Objective. Drop all images and give the records again exactly.

Dataset excerpts.
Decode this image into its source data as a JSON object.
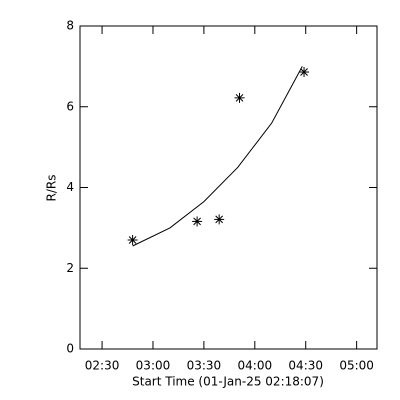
{
  "chart_data": {
    "type": "scatter",
    "xlabel": "Start Time (01-Jan-25 02:18:07)",
    "ylabel": "R/Rs",
    "xlim": [
      "02:17",
      "05:12"
    ],
    "xticks": [
      "02:30",
      "03:00",
      "03:30",
      "04:00",
      "04:30",
      "05:00"
    ],
    "ylim": [
      0,
      8
    ],
    "yticks": [
      0,
      2,
      4,
      6,
      8
    ],
    "series": [
      {
        "mode": "markers",
        "color": "#000000",
        "x": [
          "02:48",
          "03:26",
          "03:39",
          "03:51",
          "04:29"
        ],
        "values": [
          2.7,
          3.16,
          3.21,
          6.22,
          6.86
        ]
      },
      {
        "mode": "line",
        "color": "#000000",
        "x": [
          "02:48",
          "03:10",
          "03:30",
          "03:50",
          "04:10",
          "04:28"
        ],
        "values": [
          2.55,
          3.0,
          3.65,
          4.5,
          5.6,
          7.0
        ]
      }
    ]
  }
}
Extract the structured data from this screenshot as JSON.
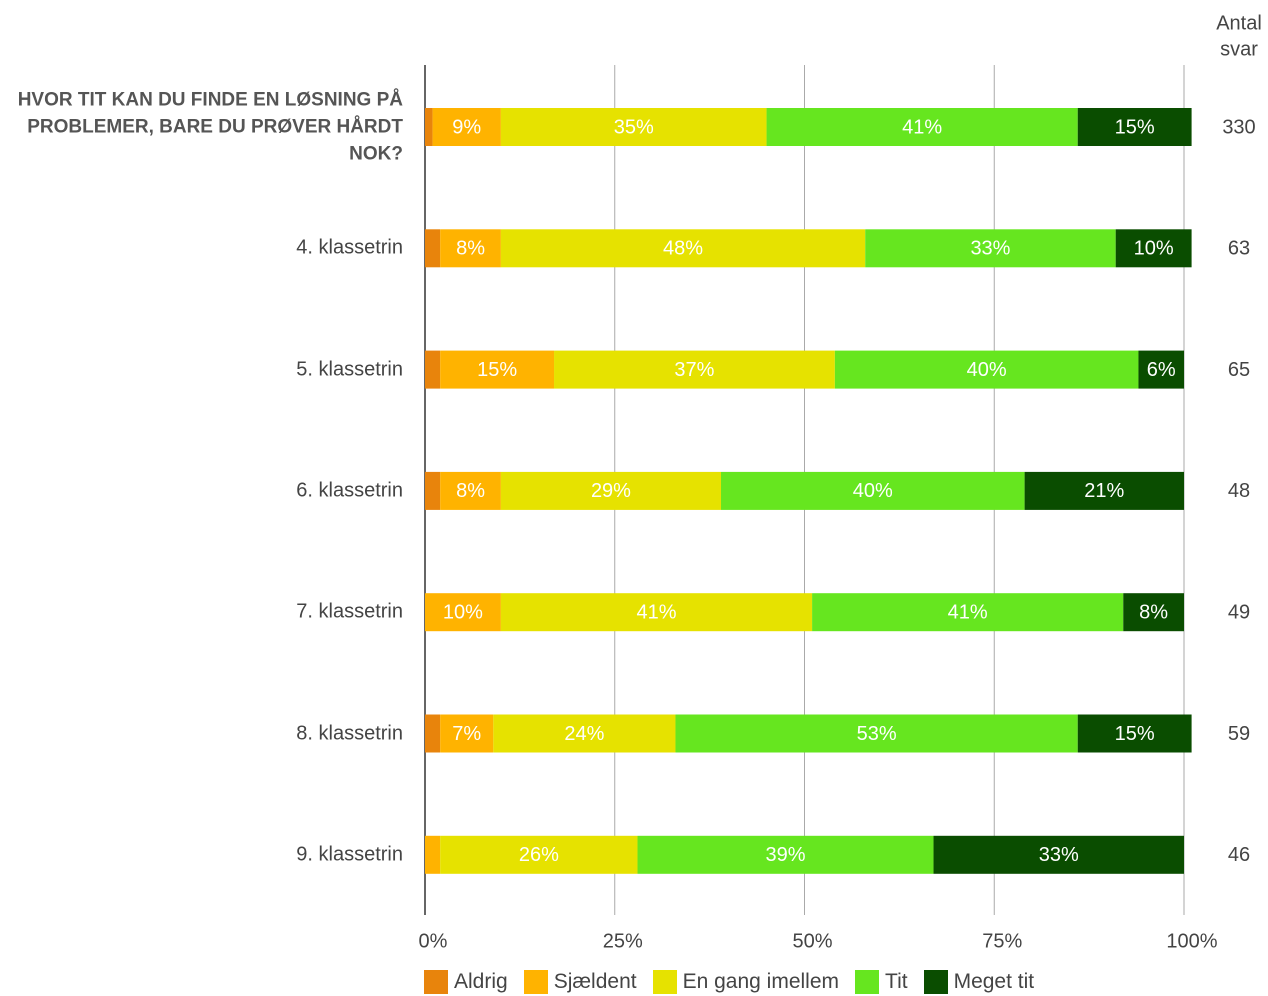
{
  "chart_data": {
    "type": "stacked_bar_horizontal",
    "categories": [
      "HVOR TIT KAN DU FINDE EN LØSNING PÅ PROBLEMER, BARE DU PRØVER HÅRDT NOK?",
      "4. klassetrin",
      "5. klassetrin",
      "6. klassetrin",
      "7. klassetrin",
      "8. klassetrin",
      "9. klassetrin"
    ],
    "series": [
      {
        "name": "Aldrig",
        "color": "#e8840c",
        "values": [
          1,
          2,
          2,
          2,
          0,
          2,
          0
        ],
        "value_labels": [
          null,
          null,
          null,
          null,
          null,
          null,
          null
        ]
      },
      {
        "name": "Sjældent",
        "color": "#ffb300",
        "values": [
          9,
          8,
          15,
          8,
          10,
          7,
          2
        ],
        "value_labels": [
          "9%",
          "8%",
          "15%",
          "8%",
          "10%",
          "7%",
          null
        ]
      },
      {
        "name": "En gang imellem",
        "color": "#e6e200",
        "values": [
          35,
          48,
          37,
          29,
          41,
          24,
          26
        ],
        "value_labels": [
          "35%",
          "48%",
          "37%",
          "29%",
          "41%",
          "24%",
          "26%"
        ]
      },
      {
        "name": "Tit",
        "color": "#66e61f",
        "values": [
          41,
          33,
          40,
          40,
          41,
          53,
          39
        ],
        "value_labels": [
          "41%",
          "33%",
          "40%",
          "40%",
          "41%",
          "53%",
          "39%"
        ]
      },
      {
        "name": "Meget tit",
        "color": "#0a4d00",
        "values": [
          15,
          10,
          6,
          21,
          8,
          15,
          33
        ],
        "value_labels": [
          "15%",
          "10%",
          "6%",
          "21%",
          "8%",
          "15%",
          "33%"
        ]
      }
    ],
    "n_title": [
      "Antal",
      "svar"
    ],
    "n": [
      330,
      63,
      65,
      48,
      49,
      59,
      46
    ],
    "xlim": [
      0,
      100
    ],
    "xticks": [
      {
        "value": 0,
        "label": "0%"
      },
      {
        "value": 25,
        "label": "25%"
      },
      {
        "value": 50,
        "label": "50%"
      },
      {
        "value": 75,
        "label": "75%"
      },
      {
        "value": 100,
        "label": "100%"
      }
    ],
    "grid": true
  }
}
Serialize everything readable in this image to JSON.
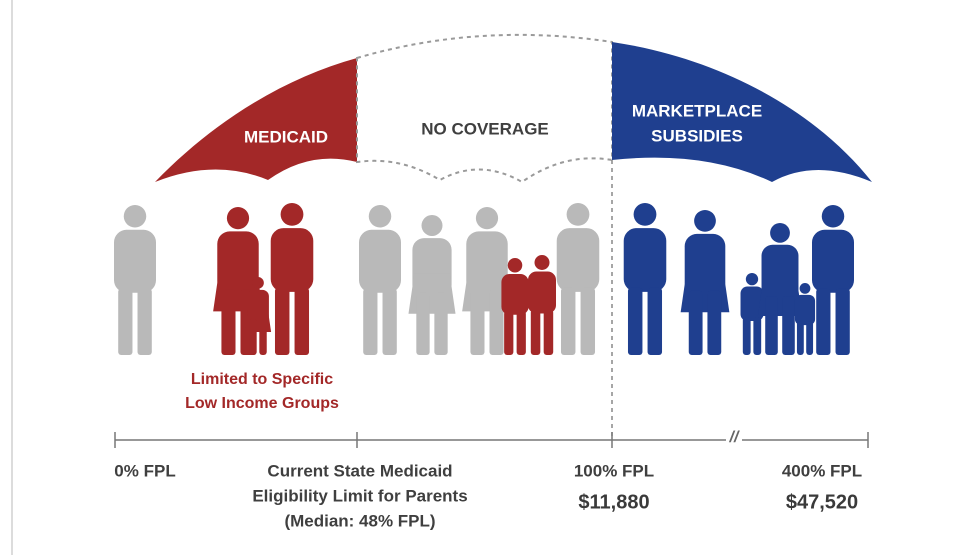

Solved exercise.
Decode this image into its source data as a JSON object.
{
  "chart_data": {
    "type": "scatter",
    "xlabel": "Start Time (01-Jan-25 02:18:07)",
    "ylabel": "R/Rs",
    "xlim": [
      "02:17",
      "05:12"
    ],
    "xticks": [
      "02:30",
      "03:00",
      "03:30",
      "04:00",
      "04:30",
      "05:00"
    ],
    "ylim": [
      0,
      8
    ],
    "yticks": [
      0,
      2,
      4,
      6,
      8
    ],
    "series": [
      {
        "mode": "markers",
        "color": "#000000",
        "x": [
          "02:48",
          "03:26",
          "03:39",
          "03:51",
          "04:29"
        ],
        "values": [
          2.7,
          3.16,
          3.21,
          6.22,
          6.86
        ]
      },
      {
        "mode": "line",
        "color": "#000000",
        "x": [
          "02:48",
          "03:10",
          "03:30",
          "03:50",
          "04:10",
          "04:28"
        ],
        "values": [
          2.55,
          3.0,
          3.65,
          4.5,
          5.6,
          7.0
        ]
      }
    ]
  }
}
Extract the structured data from this screenshot as JSON.
{
  "chart_data": {
    "type": "stacked_bar_horizontal",
    "categories": [
      "HVOR TIT KAN DU FINDE EN LØSNING PÅ PROBLEMER, BARE DU PRØVER HÅRDT NOK?",
      "4. klassetrin",
      "5. klassetrin",
      "6. klassetrin",
      "7. klassetrin",
      "8. klassetrin",
      "9. klassetrin"
    ],
    "series": [
      {
        "name": "Aldrig",
        "color": "#e8840c",
        "values": [
          1,
          2,
          2,
          2,
          0,
          2,
          0
        ],
        "value_labels": [
          null,
          null,
          null,
          null,
          null,
          null,
          null
        ]
      },
      {
        "name": "Sjældent",
        "color": "#ffb300",
        "values": [
          9,
          8,
          15,
          8,
          10,
          7,
          2
        ],
        "value_labels": [
          "9%",
          "8%",
          "15%",
          "8%",
          "10%",
          "7%",
          null
        ]
      },
      {
        "name": "En gang imellem",
        "color": "#e6e200",
        "values": [
          35,
          48,
          37,
          29,
          41,
          24,
          26
        ],
        "value_labels": [
          "35%",
          "48%",
          "37%",
          "29%",
          "41%",
          "24%",
          "26%"
        ]
      },
      {
        "name": "Tit",
        "color": "#66e61f",
        "values": [
          41,
          33,
          40,
          40,
          41,
          53,
          39
        ],
        "value_labels": [
          "41%",
          "33%",
          "40%",
          "40%",
          "41%",
          "53%",
          "39%"
        ]
      },
      {
        "name": "Meget tit",
        "color": "#0a4d00",
        "values": [
          15,
          10,
          6,
          21,
          8,
          15,
          33
        ],
        "value_labels": [
          "15%",
          "10%",
          "6%",
          "21%",
          "8%",
          "15%",
          "33%"
        ]
      }
    ],
    "n_title": [
      "Antal",
      "svar"
    ],
    "n": [
      330,
      63,
      65,
      48,
      49,
      59,
      46
    ],
    "xlim": [
      0,
      100
    ],
    "xticks": [
      {
        "value": 0,
        "label": "0%"
      },
      {
        "value": 25,
        "label": "25%"
      },
      {
        "value": 50,
        "label": "50%"
      },
      {
        "value": 75,
        "label": "75%"
      },
      {
        "value": 100,
        "label": "100%"
      }
    ],
    "grid": true
  }
}
Serialize everything readable in this image to JSON.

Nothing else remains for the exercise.